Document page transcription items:
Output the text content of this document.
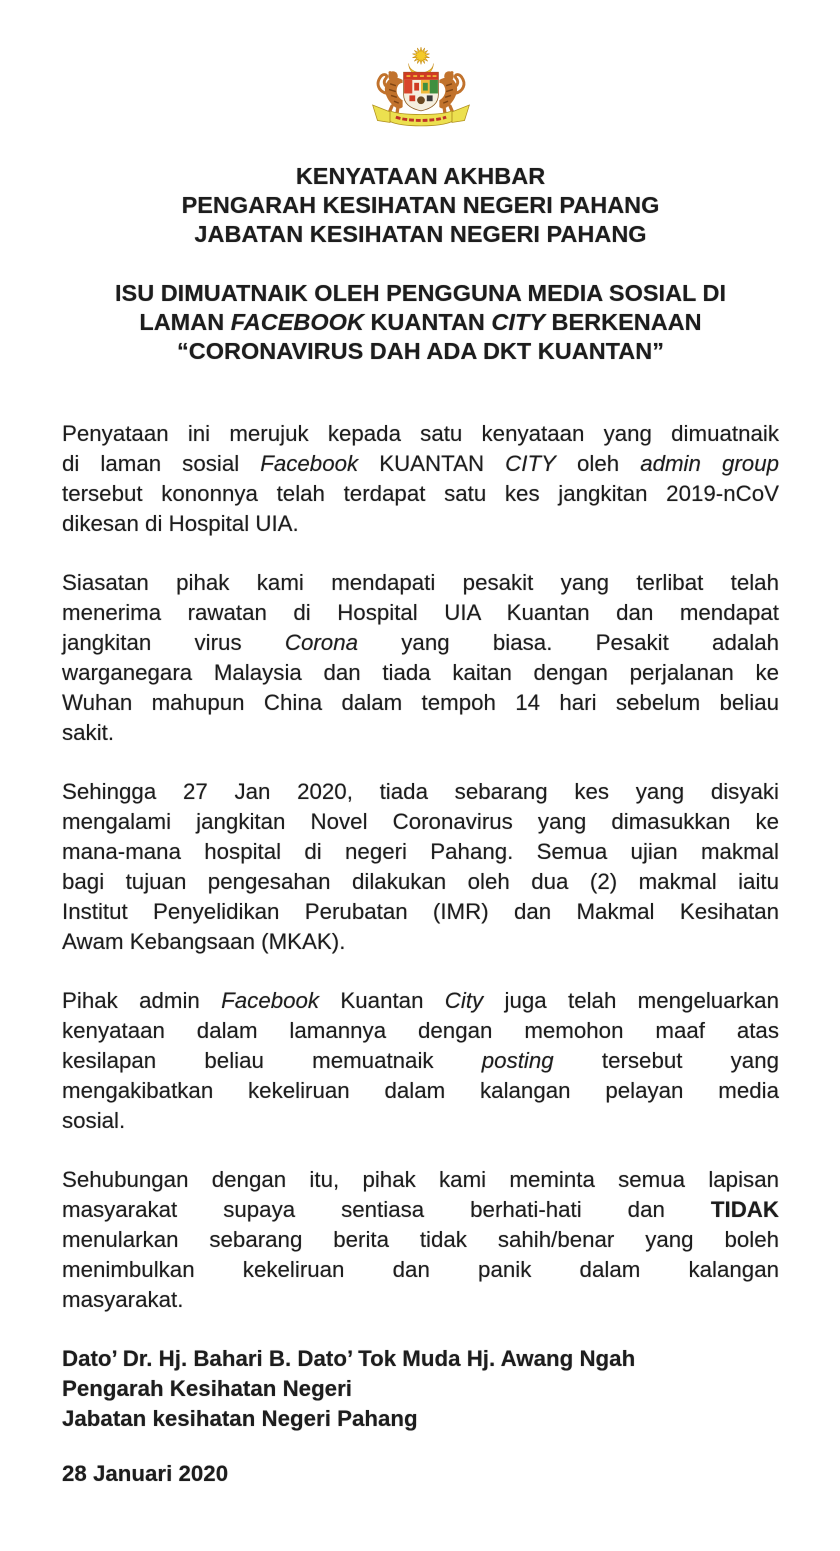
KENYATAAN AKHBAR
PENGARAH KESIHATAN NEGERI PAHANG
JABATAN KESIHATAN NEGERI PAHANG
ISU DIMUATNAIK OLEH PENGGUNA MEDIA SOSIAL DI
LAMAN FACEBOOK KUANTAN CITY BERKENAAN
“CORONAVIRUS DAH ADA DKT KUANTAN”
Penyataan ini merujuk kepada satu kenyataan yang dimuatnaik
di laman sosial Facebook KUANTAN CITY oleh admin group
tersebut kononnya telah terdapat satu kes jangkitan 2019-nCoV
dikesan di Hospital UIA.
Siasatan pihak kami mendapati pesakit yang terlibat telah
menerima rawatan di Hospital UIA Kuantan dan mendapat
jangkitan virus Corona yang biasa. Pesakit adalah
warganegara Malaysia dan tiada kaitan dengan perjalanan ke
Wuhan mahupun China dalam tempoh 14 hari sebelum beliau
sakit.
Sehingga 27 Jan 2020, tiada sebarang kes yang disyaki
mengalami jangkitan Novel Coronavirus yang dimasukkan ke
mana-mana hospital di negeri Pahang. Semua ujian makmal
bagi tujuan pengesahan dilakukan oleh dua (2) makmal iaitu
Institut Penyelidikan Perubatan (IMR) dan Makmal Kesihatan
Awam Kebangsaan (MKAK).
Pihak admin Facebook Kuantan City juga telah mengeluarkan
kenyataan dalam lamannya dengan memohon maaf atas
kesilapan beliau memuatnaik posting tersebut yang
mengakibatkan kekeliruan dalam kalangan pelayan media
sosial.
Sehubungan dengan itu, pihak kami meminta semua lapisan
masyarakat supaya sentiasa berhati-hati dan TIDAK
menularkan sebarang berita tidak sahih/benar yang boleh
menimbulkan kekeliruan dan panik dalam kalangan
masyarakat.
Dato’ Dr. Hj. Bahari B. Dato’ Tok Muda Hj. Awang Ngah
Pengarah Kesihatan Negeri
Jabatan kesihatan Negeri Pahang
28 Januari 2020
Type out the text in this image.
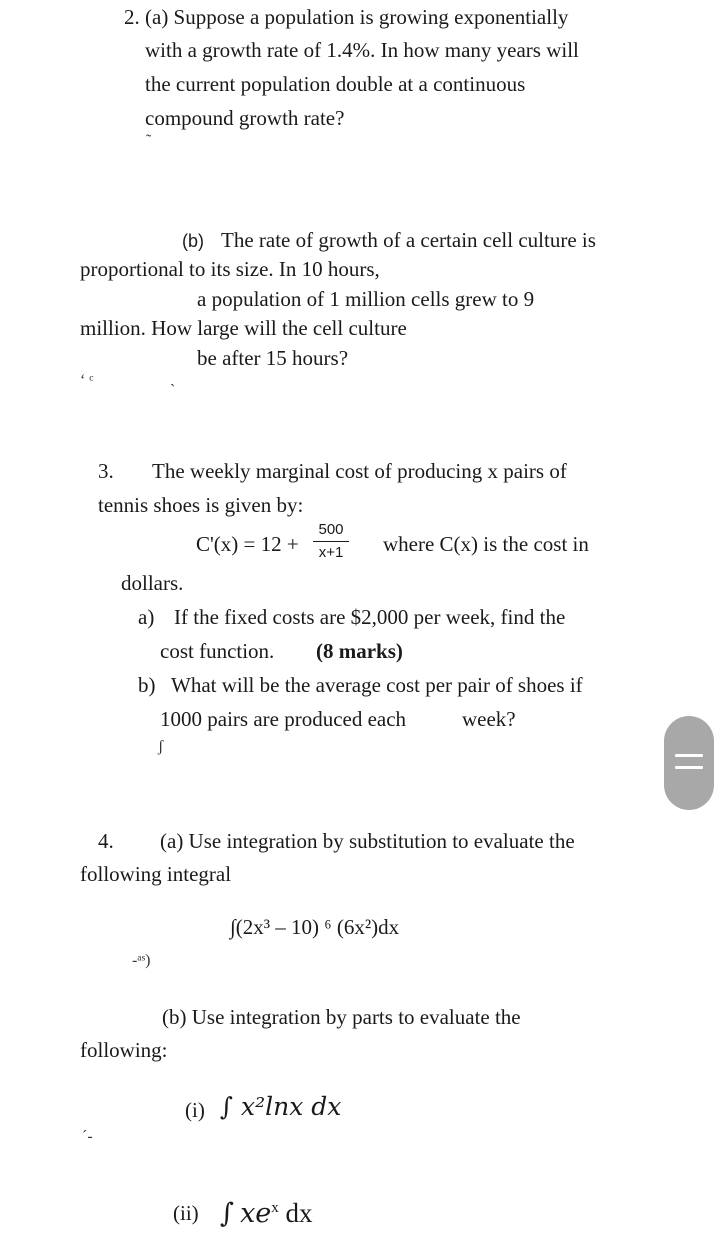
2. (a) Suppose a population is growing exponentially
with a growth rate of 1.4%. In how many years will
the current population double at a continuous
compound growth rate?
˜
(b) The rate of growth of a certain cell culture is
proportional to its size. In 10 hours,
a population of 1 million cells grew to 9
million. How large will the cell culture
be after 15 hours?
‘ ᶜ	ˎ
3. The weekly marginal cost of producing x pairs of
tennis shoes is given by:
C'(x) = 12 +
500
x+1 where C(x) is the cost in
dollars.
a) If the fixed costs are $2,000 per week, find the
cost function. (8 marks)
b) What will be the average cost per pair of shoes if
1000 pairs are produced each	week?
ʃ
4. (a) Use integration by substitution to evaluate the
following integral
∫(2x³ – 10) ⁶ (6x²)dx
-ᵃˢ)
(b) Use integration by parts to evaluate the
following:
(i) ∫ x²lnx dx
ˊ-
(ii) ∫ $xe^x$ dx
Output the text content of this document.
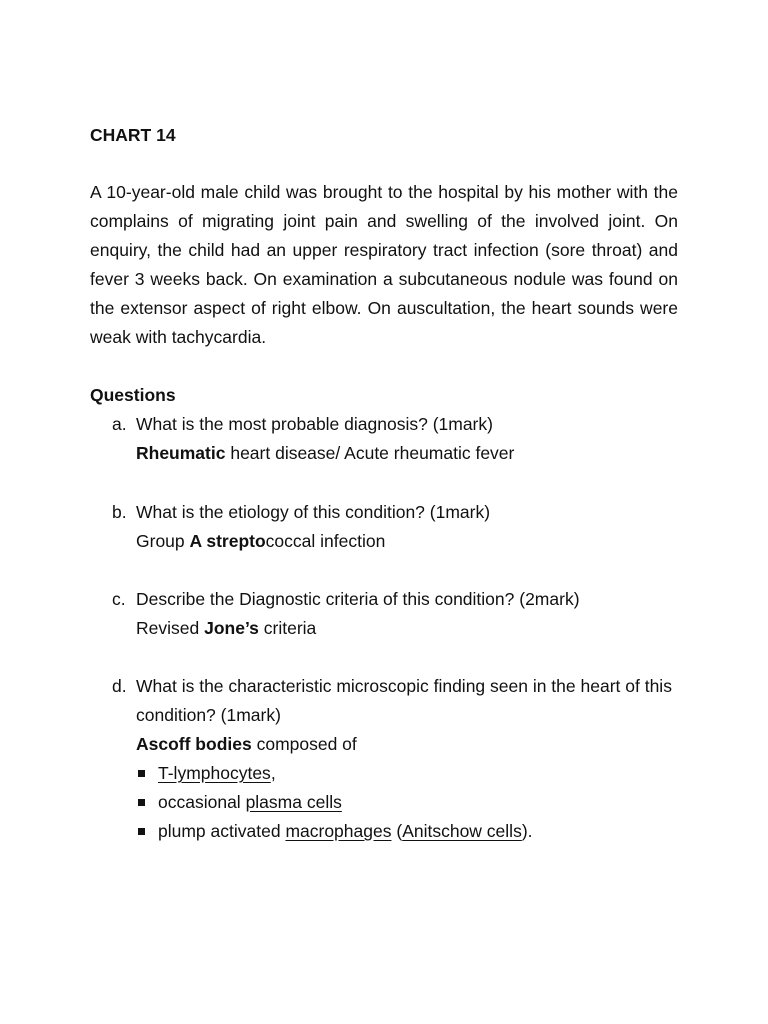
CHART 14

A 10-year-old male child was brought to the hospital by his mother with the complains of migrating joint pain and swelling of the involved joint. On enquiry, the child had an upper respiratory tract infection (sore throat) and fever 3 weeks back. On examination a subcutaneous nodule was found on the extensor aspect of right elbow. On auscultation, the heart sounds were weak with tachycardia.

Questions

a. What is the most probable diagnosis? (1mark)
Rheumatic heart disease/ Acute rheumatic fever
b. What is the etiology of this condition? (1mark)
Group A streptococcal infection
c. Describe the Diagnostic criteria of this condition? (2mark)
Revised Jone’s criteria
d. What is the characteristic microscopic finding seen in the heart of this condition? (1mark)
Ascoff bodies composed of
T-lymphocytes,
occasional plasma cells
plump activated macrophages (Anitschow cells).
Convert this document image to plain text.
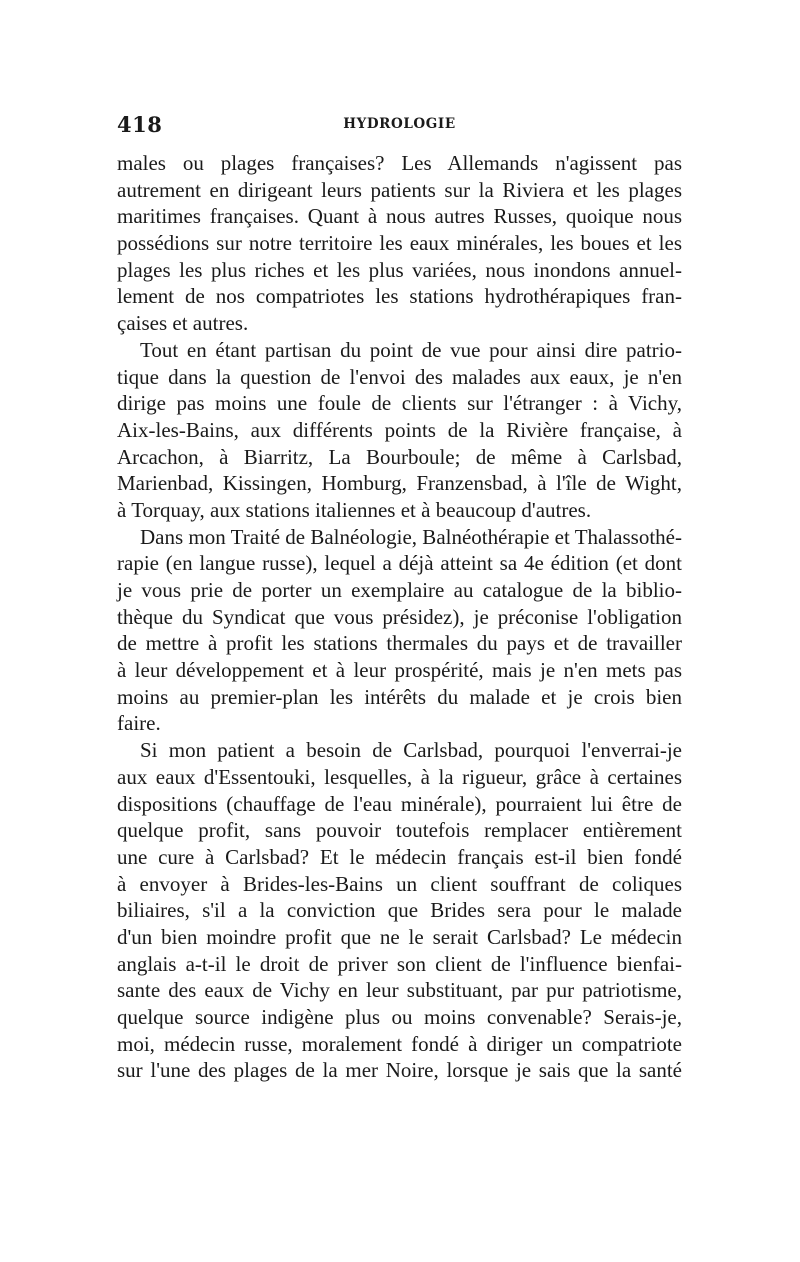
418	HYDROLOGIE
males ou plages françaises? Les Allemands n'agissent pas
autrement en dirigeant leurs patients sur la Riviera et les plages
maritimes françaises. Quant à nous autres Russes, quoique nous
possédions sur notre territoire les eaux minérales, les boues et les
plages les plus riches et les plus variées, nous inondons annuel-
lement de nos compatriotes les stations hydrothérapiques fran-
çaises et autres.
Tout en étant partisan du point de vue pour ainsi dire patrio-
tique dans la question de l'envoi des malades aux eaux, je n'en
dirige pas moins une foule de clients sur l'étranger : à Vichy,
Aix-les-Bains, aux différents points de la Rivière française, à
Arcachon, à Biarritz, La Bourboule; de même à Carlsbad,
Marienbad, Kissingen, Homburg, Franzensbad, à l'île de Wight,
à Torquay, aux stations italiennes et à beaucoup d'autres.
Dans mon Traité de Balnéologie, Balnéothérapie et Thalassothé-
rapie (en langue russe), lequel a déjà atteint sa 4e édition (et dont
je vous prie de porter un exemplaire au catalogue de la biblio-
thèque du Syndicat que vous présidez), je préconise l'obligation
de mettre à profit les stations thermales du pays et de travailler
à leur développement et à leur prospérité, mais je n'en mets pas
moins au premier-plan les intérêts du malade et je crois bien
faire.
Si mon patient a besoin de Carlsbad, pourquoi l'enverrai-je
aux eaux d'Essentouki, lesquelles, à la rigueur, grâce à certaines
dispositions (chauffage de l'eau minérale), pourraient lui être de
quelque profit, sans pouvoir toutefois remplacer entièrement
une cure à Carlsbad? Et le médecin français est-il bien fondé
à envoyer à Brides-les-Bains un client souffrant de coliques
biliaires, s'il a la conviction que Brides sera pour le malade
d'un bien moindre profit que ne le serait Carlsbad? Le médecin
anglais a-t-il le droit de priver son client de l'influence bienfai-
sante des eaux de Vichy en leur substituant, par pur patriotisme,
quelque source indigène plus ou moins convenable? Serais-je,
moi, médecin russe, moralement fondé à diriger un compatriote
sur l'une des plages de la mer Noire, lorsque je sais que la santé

◆ **TRY IT**
In how many lines of the records does the word "moins" appear? Reply with the number only.

◆ **FINISHED EXERCISE**
3